- **WHAT IS BEING ASKED**
The records below are split into lines. How many of those lines contain the string "signal"? Reply with the number only.

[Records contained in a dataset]
== == ==

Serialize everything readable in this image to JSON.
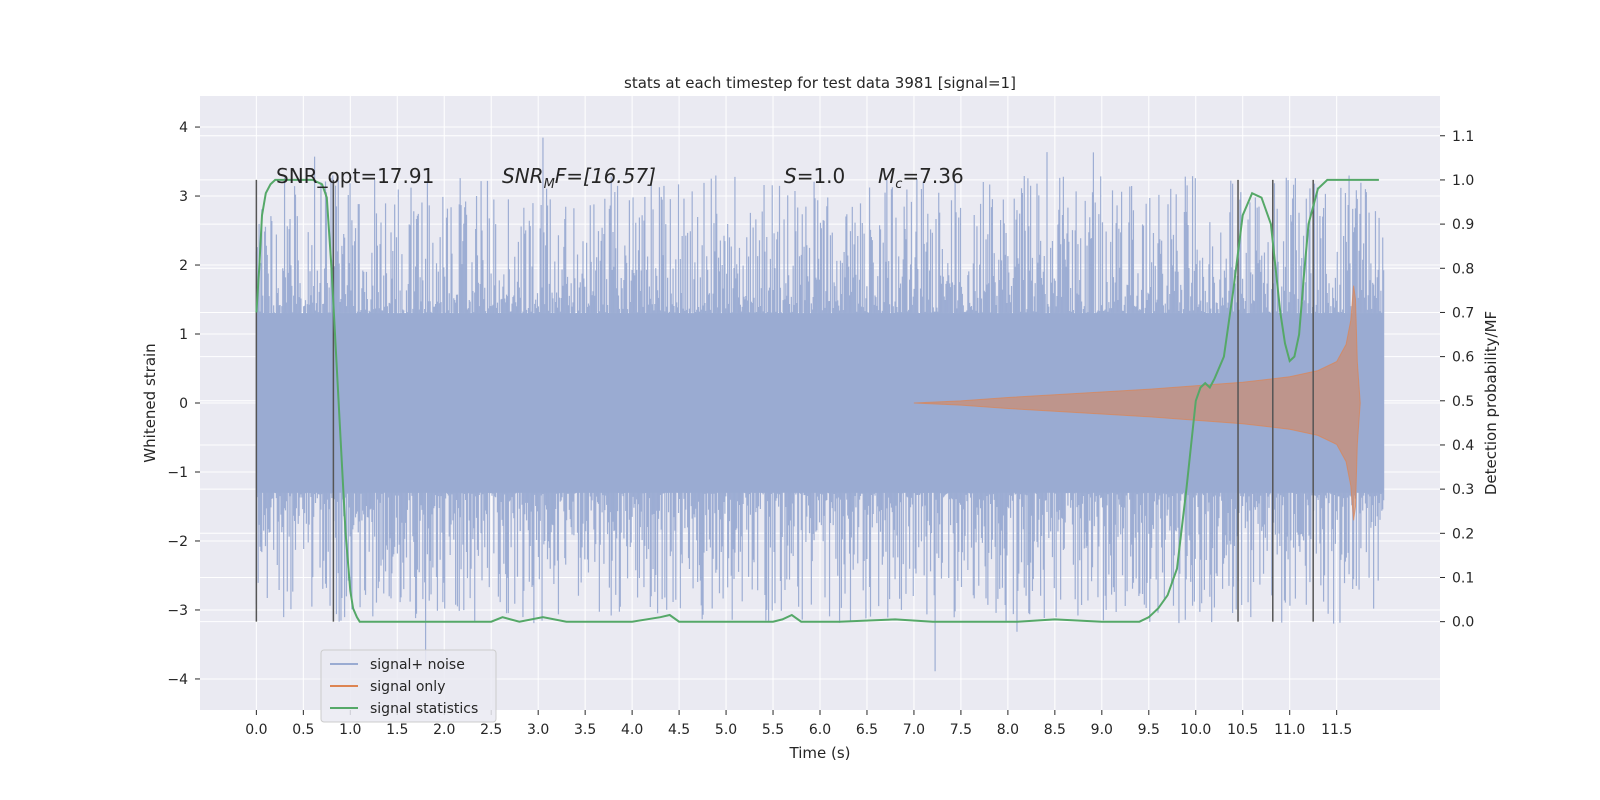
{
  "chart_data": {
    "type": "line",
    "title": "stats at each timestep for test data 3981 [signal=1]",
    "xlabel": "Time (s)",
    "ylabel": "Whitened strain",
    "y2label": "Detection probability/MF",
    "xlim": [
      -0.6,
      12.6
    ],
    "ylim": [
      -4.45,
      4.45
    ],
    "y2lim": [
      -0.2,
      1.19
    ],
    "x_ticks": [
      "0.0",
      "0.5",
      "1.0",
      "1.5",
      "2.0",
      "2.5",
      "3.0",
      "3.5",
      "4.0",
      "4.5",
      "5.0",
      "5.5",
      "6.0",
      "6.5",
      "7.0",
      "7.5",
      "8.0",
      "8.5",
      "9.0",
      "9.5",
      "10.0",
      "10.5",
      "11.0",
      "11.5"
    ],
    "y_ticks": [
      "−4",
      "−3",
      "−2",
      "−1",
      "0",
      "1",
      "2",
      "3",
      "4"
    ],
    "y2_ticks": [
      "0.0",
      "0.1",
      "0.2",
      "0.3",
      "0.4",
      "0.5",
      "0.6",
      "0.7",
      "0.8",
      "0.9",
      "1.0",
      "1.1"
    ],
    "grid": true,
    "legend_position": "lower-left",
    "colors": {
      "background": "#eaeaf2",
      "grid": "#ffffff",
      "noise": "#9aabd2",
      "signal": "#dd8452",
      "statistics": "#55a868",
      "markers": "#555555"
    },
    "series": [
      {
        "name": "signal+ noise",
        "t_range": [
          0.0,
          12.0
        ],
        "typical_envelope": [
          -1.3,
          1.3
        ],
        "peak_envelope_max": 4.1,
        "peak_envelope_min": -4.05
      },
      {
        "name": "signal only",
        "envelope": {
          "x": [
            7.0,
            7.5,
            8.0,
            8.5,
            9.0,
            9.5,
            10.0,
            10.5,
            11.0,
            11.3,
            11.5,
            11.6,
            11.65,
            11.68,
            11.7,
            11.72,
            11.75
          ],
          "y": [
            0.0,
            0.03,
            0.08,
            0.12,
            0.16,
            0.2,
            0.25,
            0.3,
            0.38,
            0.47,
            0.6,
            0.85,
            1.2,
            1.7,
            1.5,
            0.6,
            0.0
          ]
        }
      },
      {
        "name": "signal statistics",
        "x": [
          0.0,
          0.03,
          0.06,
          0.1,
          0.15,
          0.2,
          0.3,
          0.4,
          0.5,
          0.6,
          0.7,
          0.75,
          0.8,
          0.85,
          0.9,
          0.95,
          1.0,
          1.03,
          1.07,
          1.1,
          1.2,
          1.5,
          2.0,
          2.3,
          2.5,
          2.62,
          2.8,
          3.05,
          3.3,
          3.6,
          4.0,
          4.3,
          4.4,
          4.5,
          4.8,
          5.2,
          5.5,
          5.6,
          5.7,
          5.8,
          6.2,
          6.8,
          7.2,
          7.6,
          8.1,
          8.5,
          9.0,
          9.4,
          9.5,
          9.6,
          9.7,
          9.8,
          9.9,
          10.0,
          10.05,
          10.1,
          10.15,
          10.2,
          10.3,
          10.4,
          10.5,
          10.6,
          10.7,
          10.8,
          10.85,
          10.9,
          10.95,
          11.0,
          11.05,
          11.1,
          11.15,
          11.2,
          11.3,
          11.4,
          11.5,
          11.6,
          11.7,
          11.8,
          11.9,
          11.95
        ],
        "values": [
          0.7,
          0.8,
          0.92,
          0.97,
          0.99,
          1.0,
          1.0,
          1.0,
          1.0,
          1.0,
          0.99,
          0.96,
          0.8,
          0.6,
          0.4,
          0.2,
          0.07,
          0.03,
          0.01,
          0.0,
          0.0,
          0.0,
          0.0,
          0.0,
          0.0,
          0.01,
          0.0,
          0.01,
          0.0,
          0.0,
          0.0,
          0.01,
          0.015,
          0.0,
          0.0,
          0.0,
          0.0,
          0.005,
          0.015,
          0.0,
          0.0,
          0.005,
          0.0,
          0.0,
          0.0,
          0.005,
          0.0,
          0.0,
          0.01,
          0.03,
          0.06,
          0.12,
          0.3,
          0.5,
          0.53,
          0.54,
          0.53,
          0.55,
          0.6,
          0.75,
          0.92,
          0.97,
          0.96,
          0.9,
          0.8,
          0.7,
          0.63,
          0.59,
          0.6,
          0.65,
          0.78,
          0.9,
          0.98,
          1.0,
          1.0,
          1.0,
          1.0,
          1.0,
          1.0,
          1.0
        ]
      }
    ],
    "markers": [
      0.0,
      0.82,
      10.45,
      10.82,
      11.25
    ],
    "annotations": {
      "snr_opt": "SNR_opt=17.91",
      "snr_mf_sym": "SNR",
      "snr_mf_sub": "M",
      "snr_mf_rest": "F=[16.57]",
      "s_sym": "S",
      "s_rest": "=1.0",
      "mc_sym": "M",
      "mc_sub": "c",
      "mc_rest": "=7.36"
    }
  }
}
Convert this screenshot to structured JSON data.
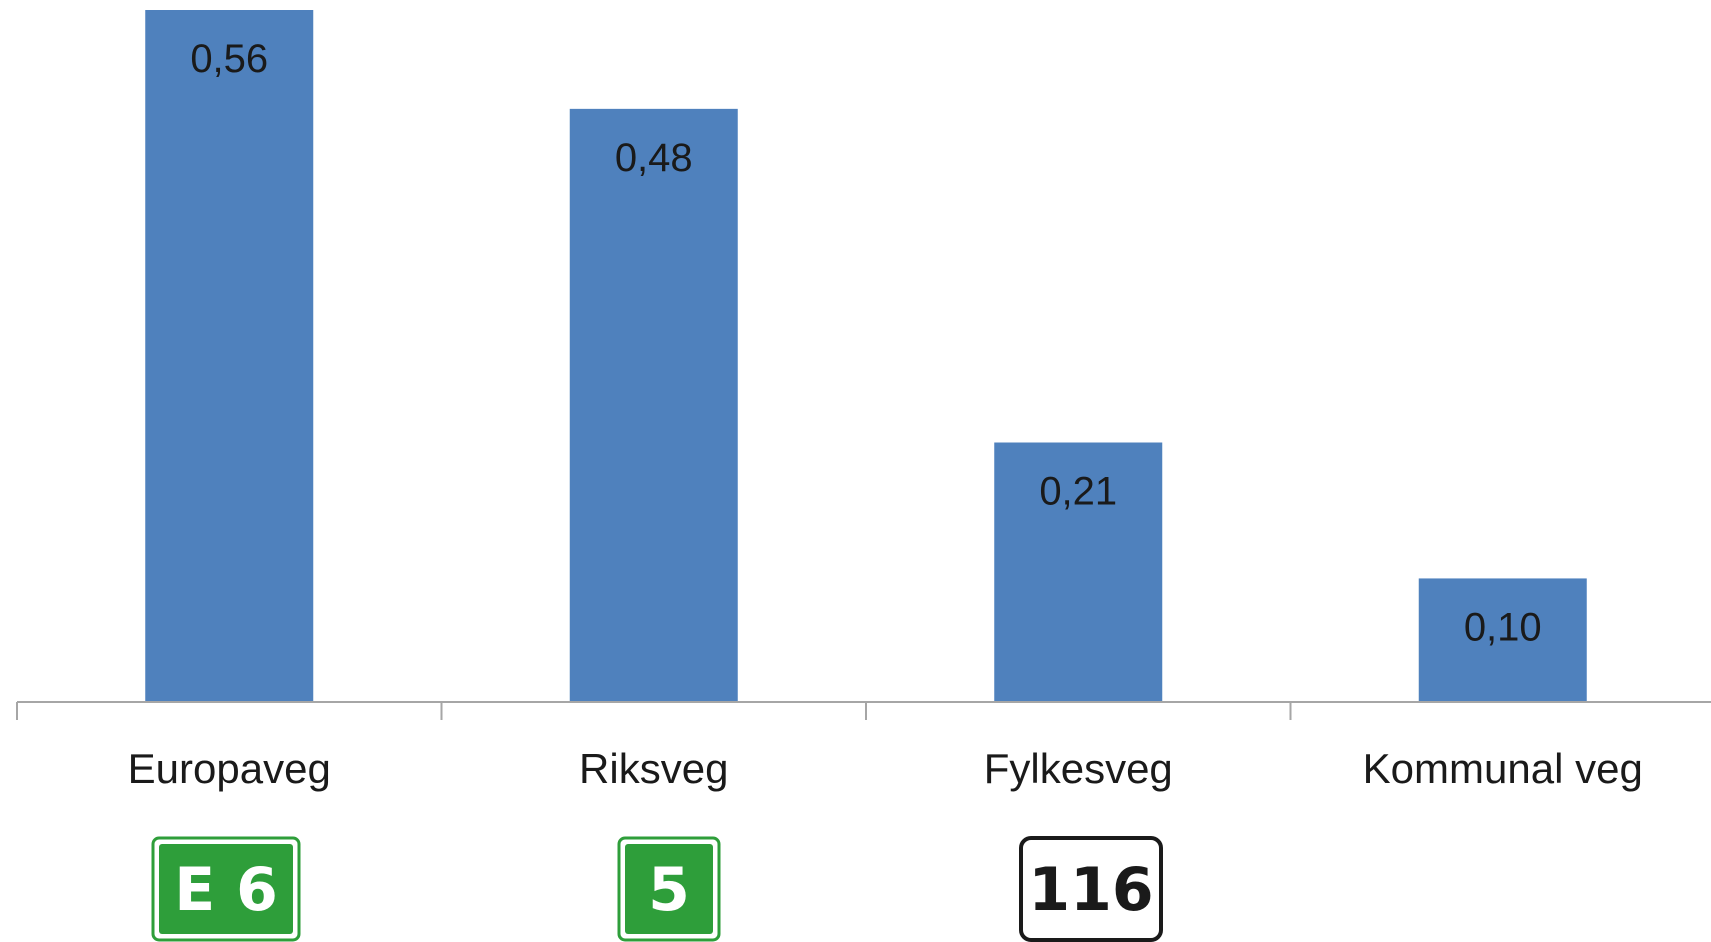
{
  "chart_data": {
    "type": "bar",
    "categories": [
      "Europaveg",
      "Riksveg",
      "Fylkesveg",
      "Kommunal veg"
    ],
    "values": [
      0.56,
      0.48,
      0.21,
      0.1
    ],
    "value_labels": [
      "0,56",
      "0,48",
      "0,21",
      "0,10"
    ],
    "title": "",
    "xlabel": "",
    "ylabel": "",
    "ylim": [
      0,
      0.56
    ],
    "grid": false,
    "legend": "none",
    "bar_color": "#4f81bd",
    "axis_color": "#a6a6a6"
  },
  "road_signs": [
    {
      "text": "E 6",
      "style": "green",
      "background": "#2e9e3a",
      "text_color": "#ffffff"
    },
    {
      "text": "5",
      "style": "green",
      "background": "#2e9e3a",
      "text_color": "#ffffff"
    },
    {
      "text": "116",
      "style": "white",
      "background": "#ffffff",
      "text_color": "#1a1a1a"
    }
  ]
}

== == ==

- **TASK ANSWER**
5